§ **WHAT TO DO**
Work out the number of lines containing "image". Give that number alone.

§ **RECORDS SUPPLIED**
==*==
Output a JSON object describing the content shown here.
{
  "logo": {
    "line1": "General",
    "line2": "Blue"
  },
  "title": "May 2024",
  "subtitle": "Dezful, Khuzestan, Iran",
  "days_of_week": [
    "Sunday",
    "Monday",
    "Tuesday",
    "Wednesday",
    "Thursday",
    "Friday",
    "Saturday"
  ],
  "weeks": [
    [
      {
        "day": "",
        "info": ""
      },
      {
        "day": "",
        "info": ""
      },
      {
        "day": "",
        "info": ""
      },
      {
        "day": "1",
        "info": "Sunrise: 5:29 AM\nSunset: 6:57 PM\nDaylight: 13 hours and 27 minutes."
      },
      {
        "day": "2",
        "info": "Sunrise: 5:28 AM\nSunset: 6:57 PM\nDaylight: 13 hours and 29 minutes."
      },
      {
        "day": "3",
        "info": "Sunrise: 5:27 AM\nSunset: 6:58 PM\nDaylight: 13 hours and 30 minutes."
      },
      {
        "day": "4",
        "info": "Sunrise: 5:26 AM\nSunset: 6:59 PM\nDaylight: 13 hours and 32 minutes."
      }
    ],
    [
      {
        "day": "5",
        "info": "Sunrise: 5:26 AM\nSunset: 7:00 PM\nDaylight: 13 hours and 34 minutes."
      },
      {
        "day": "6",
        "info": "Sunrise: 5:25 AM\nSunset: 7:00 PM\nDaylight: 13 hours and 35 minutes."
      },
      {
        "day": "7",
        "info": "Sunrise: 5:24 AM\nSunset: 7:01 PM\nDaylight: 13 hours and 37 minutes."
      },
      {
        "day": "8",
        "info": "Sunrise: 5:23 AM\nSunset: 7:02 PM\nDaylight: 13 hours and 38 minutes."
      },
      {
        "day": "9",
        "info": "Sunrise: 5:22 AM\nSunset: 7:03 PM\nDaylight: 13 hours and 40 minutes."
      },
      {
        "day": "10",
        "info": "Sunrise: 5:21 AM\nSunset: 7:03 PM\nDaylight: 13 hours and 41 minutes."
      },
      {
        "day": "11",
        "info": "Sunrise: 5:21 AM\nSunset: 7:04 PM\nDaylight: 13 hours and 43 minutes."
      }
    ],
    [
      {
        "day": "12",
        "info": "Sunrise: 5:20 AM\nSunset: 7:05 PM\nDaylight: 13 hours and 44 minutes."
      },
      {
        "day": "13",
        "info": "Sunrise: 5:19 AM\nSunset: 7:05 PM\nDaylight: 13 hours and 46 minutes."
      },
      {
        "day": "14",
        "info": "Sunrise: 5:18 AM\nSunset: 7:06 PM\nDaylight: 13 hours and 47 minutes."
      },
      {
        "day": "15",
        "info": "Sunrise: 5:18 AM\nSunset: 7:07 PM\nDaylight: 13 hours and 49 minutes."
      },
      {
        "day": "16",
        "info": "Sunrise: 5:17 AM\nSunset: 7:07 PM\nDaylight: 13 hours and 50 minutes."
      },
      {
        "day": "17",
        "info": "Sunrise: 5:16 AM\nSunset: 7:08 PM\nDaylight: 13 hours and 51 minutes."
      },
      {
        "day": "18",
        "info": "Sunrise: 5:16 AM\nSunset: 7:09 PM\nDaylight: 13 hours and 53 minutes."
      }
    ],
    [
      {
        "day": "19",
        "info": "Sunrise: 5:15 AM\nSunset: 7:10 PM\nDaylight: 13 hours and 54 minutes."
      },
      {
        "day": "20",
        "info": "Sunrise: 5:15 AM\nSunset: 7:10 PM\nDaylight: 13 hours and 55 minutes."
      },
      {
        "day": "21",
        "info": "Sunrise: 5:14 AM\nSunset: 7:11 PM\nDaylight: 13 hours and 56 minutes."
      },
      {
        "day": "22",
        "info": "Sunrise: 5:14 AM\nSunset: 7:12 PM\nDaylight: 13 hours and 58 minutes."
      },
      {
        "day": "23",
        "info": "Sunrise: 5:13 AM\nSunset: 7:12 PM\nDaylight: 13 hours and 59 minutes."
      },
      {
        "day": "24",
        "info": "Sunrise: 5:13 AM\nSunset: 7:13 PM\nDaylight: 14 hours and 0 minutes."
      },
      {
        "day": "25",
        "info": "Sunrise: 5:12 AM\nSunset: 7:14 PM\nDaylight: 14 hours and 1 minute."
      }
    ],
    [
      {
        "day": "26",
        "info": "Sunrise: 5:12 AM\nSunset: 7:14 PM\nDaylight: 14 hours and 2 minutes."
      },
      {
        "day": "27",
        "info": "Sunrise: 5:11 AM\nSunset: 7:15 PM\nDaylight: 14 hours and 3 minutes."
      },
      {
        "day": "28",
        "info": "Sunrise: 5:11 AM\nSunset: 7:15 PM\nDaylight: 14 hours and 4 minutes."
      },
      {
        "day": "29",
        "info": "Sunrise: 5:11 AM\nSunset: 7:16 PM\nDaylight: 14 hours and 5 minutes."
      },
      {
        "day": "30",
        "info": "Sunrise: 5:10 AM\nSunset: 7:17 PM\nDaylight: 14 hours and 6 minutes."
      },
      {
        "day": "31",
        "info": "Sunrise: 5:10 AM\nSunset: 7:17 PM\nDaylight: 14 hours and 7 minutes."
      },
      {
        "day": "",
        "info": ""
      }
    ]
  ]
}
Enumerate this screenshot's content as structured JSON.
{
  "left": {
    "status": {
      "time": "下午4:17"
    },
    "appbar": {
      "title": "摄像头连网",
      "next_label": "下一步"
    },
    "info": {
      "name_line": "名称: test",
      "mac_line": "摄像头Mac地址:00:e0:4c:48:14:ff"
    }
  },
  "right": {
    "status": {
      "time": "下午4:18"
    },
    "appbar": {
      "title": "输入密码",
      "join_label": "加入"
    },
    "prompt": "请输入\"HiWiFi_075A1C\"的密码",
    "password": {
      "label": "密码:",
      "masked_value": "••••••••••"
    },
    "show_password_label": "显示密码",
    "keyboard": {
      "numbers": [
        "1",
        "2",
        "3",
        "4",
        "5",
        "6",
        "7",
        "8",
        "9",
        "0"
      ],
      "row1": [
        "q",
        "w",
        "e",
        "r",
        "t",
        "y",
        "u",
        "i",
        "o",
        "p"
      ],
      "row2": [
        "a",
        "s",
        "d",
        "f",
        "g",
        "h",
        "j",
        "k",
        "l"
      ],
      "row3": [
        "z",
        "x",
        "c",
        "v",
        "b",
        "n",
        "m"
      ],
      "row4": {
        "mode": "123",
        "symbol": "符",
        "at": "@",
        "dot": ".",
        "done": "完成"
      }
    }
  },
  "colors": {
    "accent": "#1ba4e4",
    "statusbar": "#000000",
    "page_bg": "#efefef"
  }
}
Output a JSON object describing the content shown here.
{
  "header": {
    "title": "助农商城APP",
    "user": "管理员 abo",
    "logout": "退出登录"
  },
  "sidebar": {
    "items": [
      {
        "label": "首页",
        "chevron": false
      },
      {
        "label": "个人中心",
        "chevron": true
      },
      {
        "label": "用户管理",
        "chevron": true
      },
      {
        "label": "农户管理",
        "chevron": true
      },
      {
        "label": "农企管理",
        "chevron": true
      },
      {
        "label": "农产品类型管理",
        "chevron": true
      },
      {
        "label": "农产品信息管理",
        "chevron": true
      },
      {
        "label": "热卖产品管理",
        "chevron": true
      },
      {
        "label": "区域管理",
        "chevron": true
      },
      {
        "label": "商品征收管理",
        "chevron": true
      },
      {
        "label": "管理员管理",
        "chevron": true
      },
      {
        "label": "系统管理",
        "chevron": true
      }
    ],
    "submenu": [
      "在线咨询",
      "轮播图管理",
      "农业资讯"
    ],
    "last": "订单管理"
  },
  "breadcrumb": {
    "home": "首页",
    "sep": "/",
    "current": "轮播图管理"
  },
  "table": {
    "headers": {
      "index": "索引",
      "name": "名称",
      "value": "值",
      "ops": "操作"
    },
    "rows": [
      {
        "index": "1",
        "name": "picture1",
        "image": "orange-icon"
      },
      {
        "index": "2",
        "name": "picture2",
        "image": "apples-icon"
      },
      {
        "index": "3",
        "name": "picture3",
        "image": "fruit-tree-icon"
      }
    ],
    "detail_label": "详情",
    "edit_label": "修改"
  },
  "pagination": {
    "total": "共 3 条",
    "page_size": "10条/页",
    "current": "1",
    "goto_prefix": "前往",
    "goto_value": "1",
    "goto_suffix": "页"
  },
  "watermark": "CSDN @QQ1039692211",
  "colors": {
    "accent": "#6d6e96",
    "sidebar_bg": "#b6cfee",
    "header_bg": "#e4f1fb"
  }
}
==*==
§ **RESULT OF THIS TASK**
3